Text to read:

:::::

Livelihoods and gender

Invertebrate harvesting is one of a few livelihood options available to the population in Chwaka village and in only five years at least twice as many households have entered the fishery. Despite low profits the contribution of invertebrate harvesting to income of both individual collectors and the household as a whole is therefore important to consider. However, with declining finfish fisheries invertebrates may also come to play a more important role as food, which has been observed in other parts of Zanzibar such as Nungwi [45]; the Comoros islands [4] and Mozambique [51]. In the light of this, it is essential to analyze the potential impact of declining invertebrate resources on people's livelihoods and how livelihood strategies and vulnerability in the context of changing social-ecological conditions may differ according to gender. The results show that a decline in economically valuable species have forced males to start targeting species of lower value in shallow areas previously utilized by females only, which could result in female harvesters being displaced from good fishing areas and thus outcompeted in their pursue of invertebrate resources. This is to some extent already observed; male harvesters were more mobile and able to shift fishing grounds whereas females generally could not. These gender inequalities are deeply rooted within the society, and women's reproductive role is typically valued higher than their productive. The findings also show that limited mobility and lack of “free time” reduce their chances to accumulate financial, physical, social and human capital needed to cope with changes in the environment. One limitation regarding the interviews is the skewed number of male respondents between years; however, the gender-based differences found in this study are not unique for Zanzibar but seen in the fisheries sector all over the world such as sub-Saharan Africa [52][53], India, Malaysia, Cambodia [54], and Brazil [55]. Subsequently, in line with the livelihoods framework [15] women's livelihood assets differ from that of men, which may have negative impacts on livelihood strategies, not only for the individual but for whole households, and further lead to increased vulnerability in the context of declining invertebrate resources, price shocks, market changes and so on.

:::::

Dataset excerpt:
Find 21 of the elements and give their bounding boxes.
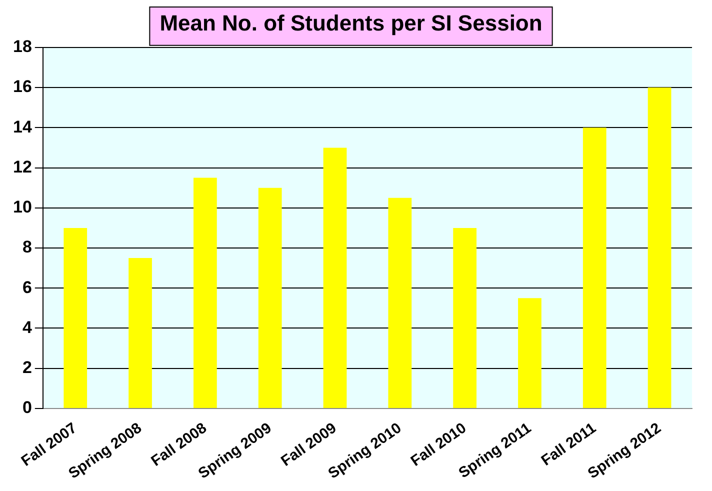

:::::

Directions for this task:
Copy the livelihoods and gender passage above word for word, from its heading to its final sentence.

Correct response:
Livelihoods and gender

Invertebrate harvesting is one of a few livelihood options available to the population in Chwaka village and in only five years at least twice as many households have entered the fishery. Despite low profits the contribution of invertebrate harvesting to income of both individual collectors and the household as a whole is therefore important to consider. However, with declining finfish fisheries invertebrates may also come to play a more important role as food, which has been observed in other parts of Zanzibar such as Nungwi [45]; the Comoros islands [4] and Mozambique [51]. In the light of this, it is essential to analyze the potential impact of declining invertebrate resources on people's livelihoods and how livelihood strategies and vulnerability in the context of changing social-ecological conditions may differ according to gender. The results show that a decline in economically valuable species have forced males to start targeting species of lower value in shallow areas previously utilized by females only, which could result in female harvesters being displaced from good fishing areas and thus outcompeted in their pursue of invertebrate resources. This is to some extent already observed; male harvesters were more mobile and able to shift fishing grounds whereas females generally could not. These gender inequalities are deeply rooted within the society, and women's reproductive role is typically valued higher than their productive. The findings also show that limited mobility and lack of “free time” reduce their chances to accumulate financial, physical, social and human capital needed to cope with changes in the environment. One limitation regarding the interviews is the skewed number of male respondents between years; however, the gender-based differences found in this study are not unique for Zanzibar but seen in the fisheries sector all over the world such as sub-Saharan Africa [52][53], India, Malaysia, Cambodia [54], and Brazil [55]. Subsequently, in line with the livelihoods framework [15] women's livelihood assets differ from that of men, which may have negative impacts on livelihood strategies, not only for the individual but for whole households, and further lead to increased vulnerability in the context of declining invertebrate resources, price shocks, market changes and so on.